- Dataset rows:
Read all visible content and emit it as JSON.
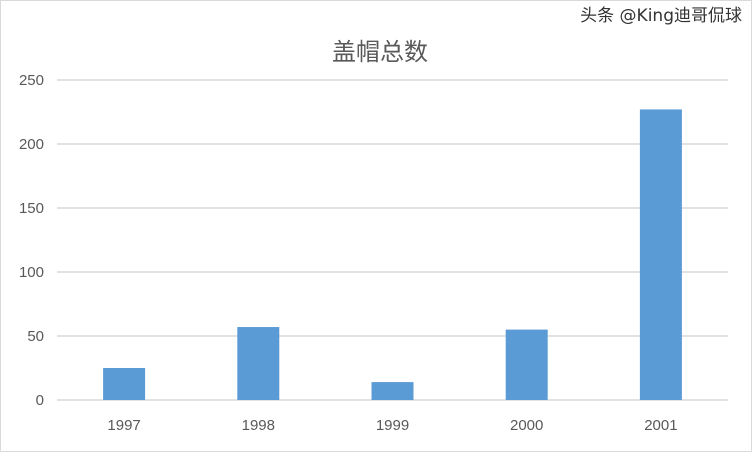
{
  "chart_data": {
    "type": "bar",
    "title": "盖帽总数",
    "categories": [
      "1997",
      "1998",
      "1999",
      "2000",
      "2001"
    ],
    "values": [
      25,
      57,
      14,
      55,
      227
    ],
    "ylim": [
      0,
      250
    ],
    "yticks": [
      0,
      50,
      100,
      150,
      200,
      250
    ],
    "grid": true,
    "bar_color": "#5b9bd5"
  },
  "watermark": "头条 @King迪哥侃球"
}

- Set problem:
Except for the pictures, reproduce every line exactly.

- Exercise answer:
Read all visible content and emit it as JSON.
{
  "chart_data": {
    "type": "bar",
    "title": "盖帽总数",
    "categories": [
      "1997",
      "1998",
      "1999",
      "2000",
      "2001"
    ],
    "values": [
      25,
      57,
      14,
      55,
      227
    ],
    "ylim": [
      0,
      250
    ],
    "yticks": [
      0,
      50,
      100,
      150,
      200,
      250
    ],
    "grid": true,
    "bar_color": "#5b9bd5"
  },
  "watermark": "头条 @King迪哥侃球"
}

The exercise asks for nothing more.